+++ Extracted records
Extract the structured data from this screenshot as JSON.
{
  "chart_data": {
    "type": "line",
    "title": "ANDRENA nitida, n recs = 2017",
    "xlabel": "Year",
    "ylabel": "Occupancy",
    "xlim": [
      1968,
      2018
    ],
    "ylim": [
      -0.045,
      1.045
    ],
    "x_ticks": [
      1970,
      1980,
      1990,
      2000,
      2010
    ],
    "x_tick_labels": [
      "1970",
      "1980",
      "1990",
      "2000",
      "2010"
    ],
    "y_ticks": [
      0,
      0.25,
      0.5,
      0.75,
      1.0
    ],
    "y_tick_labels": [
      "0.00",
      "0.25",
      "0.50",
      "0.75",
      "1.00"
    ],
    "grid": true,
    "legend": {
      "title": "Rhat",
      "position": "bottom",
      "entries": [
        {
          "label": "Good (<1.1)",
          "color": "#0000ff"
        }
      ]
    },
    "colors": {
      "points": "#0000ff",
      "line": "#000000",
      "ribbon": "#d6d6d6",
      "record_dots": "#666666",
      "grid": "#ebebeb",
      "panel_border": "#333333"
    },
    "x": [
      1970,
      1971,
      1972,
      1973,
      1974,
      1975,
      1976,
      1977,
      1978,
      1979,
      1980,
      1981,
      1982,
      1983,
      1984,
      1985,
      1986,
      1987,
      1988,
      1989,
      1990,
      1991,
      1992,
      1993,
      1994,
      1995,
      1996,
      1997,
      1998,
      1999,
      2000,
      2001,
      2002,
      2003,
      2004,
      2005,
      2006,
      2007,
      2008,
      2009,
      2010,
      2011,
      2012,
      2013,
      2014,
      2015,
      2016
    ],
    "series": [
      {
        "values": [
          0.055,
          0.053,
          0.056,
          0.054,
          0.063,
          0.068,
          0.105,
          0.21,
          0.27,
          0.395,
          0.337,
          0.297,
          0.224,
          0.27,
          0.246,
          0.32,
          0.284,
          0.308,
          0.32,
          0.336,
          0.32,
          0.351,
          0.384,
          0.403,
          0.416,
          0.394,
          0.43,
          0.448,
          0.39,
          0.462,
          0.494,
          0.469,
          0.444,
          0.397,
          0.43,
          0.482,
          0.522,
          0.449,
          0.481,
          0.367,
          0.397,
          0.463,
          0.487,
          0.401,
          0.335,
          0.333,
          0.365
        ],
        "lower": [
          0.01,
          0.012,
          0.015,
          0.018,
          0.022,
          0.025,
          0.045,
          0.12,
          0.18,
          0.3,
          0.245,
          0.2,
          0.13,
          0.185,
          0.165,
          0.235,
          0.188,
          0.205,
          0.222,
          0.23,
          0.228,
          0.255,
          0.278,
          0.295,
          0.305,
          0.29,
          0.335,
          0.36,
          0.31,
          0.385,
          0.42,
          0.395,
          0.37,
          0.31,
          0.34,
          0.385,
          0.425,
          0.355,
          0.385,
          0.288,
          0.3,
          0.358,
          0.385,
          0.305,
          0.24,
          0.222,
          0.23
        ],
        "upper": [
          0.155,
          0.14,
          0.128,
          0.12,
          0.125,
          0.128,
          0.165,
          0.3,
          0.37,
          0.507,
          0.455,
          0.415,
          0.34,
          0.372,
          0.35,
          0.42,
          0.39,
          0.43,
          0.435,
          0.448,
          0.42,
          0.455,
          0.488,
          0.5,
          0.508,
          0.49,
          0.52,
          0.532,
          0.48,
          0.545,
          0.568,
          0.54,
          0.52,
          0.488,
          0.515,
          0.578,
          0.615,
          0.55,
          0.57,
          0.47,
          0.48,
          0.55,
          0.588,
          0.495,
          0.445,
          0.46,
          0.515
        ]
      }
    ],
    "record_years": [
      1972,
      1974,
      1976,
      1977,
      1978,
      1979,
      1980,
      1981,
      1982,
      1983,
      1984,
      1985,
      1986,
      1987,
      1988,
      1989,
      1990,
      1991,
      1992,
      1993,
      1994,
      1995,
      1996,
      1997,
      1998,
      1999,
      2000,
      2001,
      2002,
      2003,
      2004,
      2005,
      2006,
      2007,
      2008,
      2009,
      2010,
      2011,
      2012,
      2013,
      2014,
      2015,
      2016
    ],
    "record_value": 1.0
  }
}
++++++
Given request: Extract every line above exactly as it stands.

Result:
Extract the structured data from this screenshot as JSON.
{
  "chart_data": {
    "type": "line",
    "title": "ANDRENA nitida, n recs = 2017",
    "xlabel": "Year",
    "ylabel": "Occupancy",
    "xlim": [
      1968,
      2018
    ],
    "ylim": [
      -0.045,
      1.045
    ],
    "x_ticks": [
      1970,
      1980,
      1990,
      2000,
      2010
    ],
    "x_tick_labels": [
      "1970",
      "1980",
      "1990",
      "2000",
      "2010"
    ],
    "y_ticks": [
      0,
      0.25,
      0.5,
      0.75,
      1.0
    ],
    "y_tick_labels": [
      "0.00",
      "0.25",
      "0.50",
      "0.75",
      "1.00"
    ],
    "grid": true,
    "legend": {
      "title": "Rhat",
      "position": "bottom",
      "entries": [
        {
          "label": "Good (<1.1)",
          "color": "#0000ff"
        }
      ]
    },
    "colors": {
      "points": "#0000ff",
      "line": "#000000",
      "ribbon": "#d6d6d6",
      "record_dots": "#666666",
      "grid": "#ebebeb",
      "panel_border": "#333333"
    },
    "x": [
      1970,
      1971,
      1972,
      1973,
      1974,
      1975,
      1976,
      1977,
      1978,
      1979,
      1980,
      1981,
      1982,
      1983,
      1984,
      1985,
      1986,
      1987,
      1988,
      1989,
      1990,
      1991,
      1992,
      1993,
      1994,
      1995,
      1996,
      1997,
      1998,
      1999,
      2000,
      2001,
      2002,
      2003,
      2004,
      2005,
      2006,
      2007,
      2008,
      2009,
      2010,
      2011,
      2012,
      2013,
      2014,
      2015,
      2016
    ],
    "series": [
      {
        "values": [
          0.055,
          0.053,
          0.056,
          0.054,
          0.063,
          0.068,
          0.105,
          0.21,
          0.27,
          0.395,
          0.337,
          0.297,
          0.224,
          0.27,
          0.246,
          0.32,
          0.284,
          0.308,
          0.32,
          0.336,
          0.32,
          0.351,
          0.384,
          0.403,
          0.416,
          0.394,
          0.43,
          0.448,
          0.39,
          0.462,
          0.494,
          0.469,
          0.444,
          0.397,
          0.43,
          0.482,
          0.522,
          0.449,
          0.481,
          0.367,
          0.397,
          0.463,
          0.487,
          0.401,
          0.335,
          0.333,
          0.365
        ],
        "lower": [
          0.01,
          0.012,
          0.015,
          0.018,
          0.022,
          0.025,
          0.045,
          0.12,
          0.18,
          0.3,
          0.245,
          0.2,
          0.13,
          0.185,
          0.165,
          0.235,
          0.188,
          0.205,
          0.222,
          0.23,
          0.228,
          0.255,
          0.278,
          0.295,
          0.305,
          0.29,
          0.335,
          0.36,
          0.31,
          0.385,
          0.42,
          0.395,
          0.37,
          0.31,
          0.34,
          0.385,
          0.425,
          0.355,
          0.385,
          0.288,
          0.3,
          0.358,
          0.385,
          0.305,
          0.24,
          0.222,
          0.23
        ],
        "upper": [
          0.155,
          0.14,
          0.128,
          0.12,
          0.125,
          0.128,
          0.165,
          0.3,
          0.37,
          0.507,
          0.455,
          0.415,
          0.34,
          0.372,
          0.35,
          0.42,
          0.39,
          0.43,
          0.435,
          0.448,
          0.42,
          0.455,
          0.488,
          0.5,
          0.508,
          0.49,
          0.52,
          0.532,
          0.48,
          0.545,
          0.568,
          0.54,
          0.52,
          0.488,
          0.515,
          0.578,
          0.615,
          0.55,
          0.57,
          0.47,
          0.48,
          0.55,
          0.588,
          0.495,
          0.445,
          0.46,
          0.515
        ]
      }
    ],
    "record_years": [
      1972,
      1974,
      1976,
      1977,
      1978,
      1979,
      1980,
      1981,
      1982,
      1983,
      1984,
      1985,
      1986,
      1987,
      1988,
      1989,
      1990,
      1991,
      1992,
      1993,
      1994,
      1995,
      1996,
      1997,
      1998,
      1999,
      2000,
      2001,
      2002,
      2003,
      2004,
      2005,
      2006,
      2007,
      2008,
      2009,
      2010,
      2011,
      2012,
      2013,
      2014,
      2015,
      2016
    ],
    "record_value": 1.0
  }
}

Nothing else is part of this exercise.